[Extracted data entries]
====

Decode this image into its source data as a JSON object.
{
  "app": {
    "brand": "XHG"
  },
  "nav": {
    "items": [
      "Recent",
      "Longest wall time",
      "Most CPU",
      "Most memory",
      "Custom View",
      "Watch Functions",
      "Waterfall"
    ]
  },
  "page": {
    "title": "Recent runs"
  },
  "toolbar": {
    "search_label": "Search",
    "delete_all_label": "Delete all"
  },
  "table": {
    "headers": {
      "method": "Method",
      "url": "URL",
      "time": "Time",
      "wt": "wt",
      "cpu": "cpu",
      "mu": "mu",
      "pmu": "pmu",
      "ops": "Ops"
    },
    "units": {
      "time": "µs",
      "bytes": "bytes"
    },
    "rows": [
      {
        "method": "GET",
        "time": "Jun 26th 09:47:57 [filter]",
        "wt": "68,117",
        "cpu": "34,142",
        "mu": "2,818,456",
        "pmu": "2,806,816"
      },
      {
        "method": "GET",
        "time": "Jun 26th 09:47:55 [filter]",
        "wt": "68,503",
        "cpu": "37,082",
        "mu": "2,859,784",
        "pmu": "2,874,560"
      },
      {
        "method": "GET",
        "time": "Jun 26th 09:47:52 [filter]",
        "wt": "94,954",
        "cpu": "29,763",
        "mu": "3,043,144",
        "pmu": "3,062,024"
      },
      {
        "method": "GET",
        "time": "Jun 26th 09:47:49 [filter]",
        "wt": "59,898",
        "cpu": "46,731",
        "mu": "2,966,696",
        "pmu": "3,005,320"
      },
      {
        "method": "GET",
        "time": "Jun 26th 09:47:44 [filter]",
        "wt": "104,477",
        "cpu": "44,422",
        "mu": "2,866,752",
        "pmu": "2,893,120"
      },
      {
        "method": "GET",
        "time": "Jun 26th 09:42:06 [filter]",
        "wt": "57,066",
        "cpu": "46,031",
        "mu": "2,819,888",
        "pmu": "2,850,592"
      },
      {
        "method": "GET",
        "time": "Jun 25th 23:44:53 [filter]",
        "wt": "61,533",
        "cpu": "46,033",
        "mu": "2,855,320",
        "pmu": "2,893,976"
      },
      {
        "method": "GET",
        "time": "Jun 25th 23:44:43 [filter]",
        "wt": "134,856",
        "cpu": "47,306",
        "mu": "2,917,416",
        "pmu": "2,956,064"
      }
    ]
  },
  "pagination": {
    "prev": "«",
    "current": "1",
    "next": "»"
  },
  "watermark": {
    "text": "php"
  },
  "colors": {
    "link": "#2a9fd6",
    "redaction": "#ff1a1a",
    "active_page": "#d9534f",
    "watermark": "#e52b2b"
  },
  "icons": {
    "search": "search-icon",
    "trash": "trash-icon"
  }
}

====

### Written request
Transcribe the material above in its entirety. Match it exactly.

### Answer for this exercise
Decode this image into its source data as a JSON object.
{
  "app": {
    "brand": "XHG"
  },
  "nav": {
    "items": [
      "Recent",
      "Longest wall time",
      "Most CPU",
      "Most memory",
      "Custom View",
      "Watch Functions",
      "Waterfall"
    ]
  },
  "page": {
    "title": "Recent runs"
  },
  "toolbar": {
    "search_label": "Search",
    "delete_all_label": "Delete all"
  },
  "table": {
    "headers": {
      "method": "Method",
      "url": "URL",
      "time": "Time",
      "wt": "wt",
      "cpu": "cpu",
      "mu": "mu",
      "pmu": "pmu",
      "ops": "Ops"
    },
    "units": {
      "time": "µs",
      "bytes": "bytes"
    },
    "rows": [
      {
        "method": "GET",
        "time": "Jun 26th 09:47:57 [filter]",
        "wt": "68,117",
        "cpu": "34,142",
        "mu": "2,818,456",
        "pmu": "2,806,816"
      },
      {
        "method": "GET",
        "time": "Jun 26th 09:47:55 [filter]",
        "wt": "68,503",
        "cpu": "37,082",
        "mu": "2,859,784",
        "pmu": "2,874,560"
      },
      {
        "method": "GET",
        "time": "Jun 26th 09:47:52 [filter]",
        "wt": "94,954",
        "cpu": "29,763",
        "mu": "3,043,144",
        "pmu": "3,062,024"
      },
      {
        "method": "GET",
        "time": "Jun 26th 09:47:49 [filter]",
        "wt": "59,898",
        "cpu": "46,731",
        "mu": "2,966,696",
        "pmu": "3,005,320"
      },
      {
        "method": "GET",
        "time": "Jun 26th 09:47:44 [filter]",
        "wt": "104,477",
        "cpu": "44,422",
        "mu": "2,866,752",
        "pmu": "2,893,120"
      },
      {
        "method": "GET",
        "time": "Jun 26th 09:42:06 [filter]",
        "wt": "57,066",
        "cpu": "46,031",
        "mu": "2,819,888",
        "pmu": "2,850,592"
      },
      {
        "method": "GET",
        "time": "Jun 25th 23:44:53 [filter]",
        "wt": "61,533",
        "cpu": "46,033",
        "mu": "2,855,320",
        "pmu": "2,893,976"
      },
      {
        "method": "GET",
        "time": "Jun 25th 23:44:43 [filter]",
        "wt": "134,856",
        "cpu": "47,306",
        "mu": "2,917,416",
        "pmu": "2,956,064"
      }
    ]
  },
  "pagination": {
    "prev": "«",
    "current": "1",
    "next": "»"
  },
  "watermark": {
    "text": "php"
  },
  "colors": {
    "link": "#2a9fd6",
    "redaction": "#ff1a1a",
    "active_page": "#d9534f",
    "watermark": "#e52b2b"
  },
  "icons": {
    "search": "search-icon",
    "trash": "trash-icon"
  }
}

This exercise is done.